### TASK PROMPT:
Reproduce each of the entries below verbatim, leaving out the pictures.

** start **

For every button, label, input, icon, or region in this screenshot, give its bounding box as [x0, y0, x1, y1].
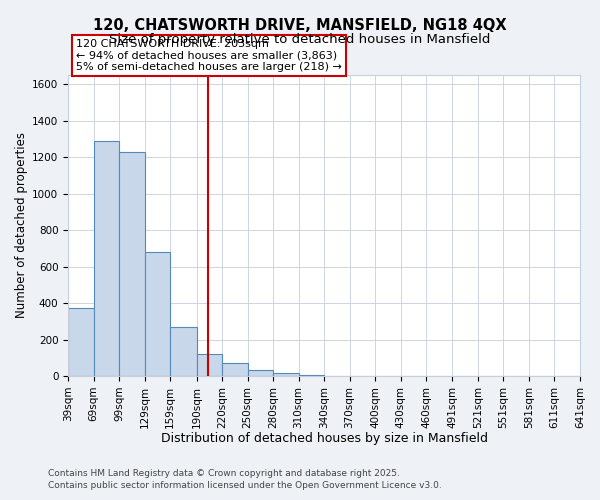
X-axis label: Distribution of detached houses by size in Mansfield: Distribution of detached houses by size … [161, 432, 488, 445]
Bar [68, 308, 94, 376]
Y-axis label: Number of detached properties: Number of detached properties [15, 132, 28, 318]
Text: 120, CHATSWORTH DRIVE, MANSFIELD, NG18 4QX: 120, CHATSWORTH DRIVE, MANSFIELD, NG18 4… [93, 18, 507, 32]
Text: Contains HM Land Registry data © Crown copyright and database right 2025.: Contains HM Land Registry data © Crown c… [48, 468, 400, 477]
Bar [170, 326, 197, 376]
Bar [119, 152, 145, 376]
Bar [248, 370, 273, 376]
Bar [94, 140, 119, 376]
Bar [197, 354, 222, 376]
Bar [222, 363, 248, 376]
Text: Size of property relative to detached houses in Mansfield: Size of property relative to detached ho… [109, 32, 491, 46]
Text: Contains public sector information licensed under the Open Government Licence v3: Contains public sector information licen… [48, 481, 442, 490]
Bar [145, 252, 170, 376]
Text: 120 CHATSWORTH DRIVE: 203sqm
← 94% of detached houses are smaller (3,863)
5% of : 120 CHATSWORTH DRIVE: 203sqm ← 94% of de… [76, 39, 341, 72]
Bar [299, 375, 324, 376]
Bar [273, 373, 299, 376]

** end **

### RESULT OF THIS EXERCISE:
For every button, label, input, icon, or region in this screenshot, give its bounding box as [x0, y0, x1, y1].
X-axis label: Distribution of detached houses by size in Mansfield: Distribution of detached houses by size … [161, 432, 488, 445]
Bar [68, 308, 94, 376]
Y-axis label: Number of detached properties: Number of detached properties [15, 132, 28, 318]
Text: 120, CHATSWORTH DRIVE, MANSFIELD, NG18 4QX: 120, CHATSWORTH DRIVE, MANSFIELD, NG18 4… [93, 18, 507, 32]
Text: Contains HM Land Registry data © Crown copyright and database right 2025.: Contains HM Land Registry data © Crown c… [48, 468, 400, 477]
Bar [170, 326, 197, 376]
Bar [119, 152, 145, 376]
Bar [248, 370, 273, 376]
Bar [94, 140, 119, 376]
Bar [197, 354, 222, 376]
Bar [222, 363, 248, 376]
Text: Size of property relative to detached houses in Mansfield: Size of property relative to detached ho… [109, 32, 491, 46]
Text: Contains public sector information licensed under the Open Government Licence v3: Contains public sector information licen… [48, 481, 442, 490]
Bar [145, 252, 170, 376]
Text: 120 CHATSWORTH DRIVE: 203sqm
← 94% of detached houses are smaller (3,863)
5% of : 120 CHATSWORTH DRIVE: 203sqm ← 94% of de… [76, 39, 341, 72]
Bar [299, 375, 324, 376]
Bar [273, 373, 299, 376]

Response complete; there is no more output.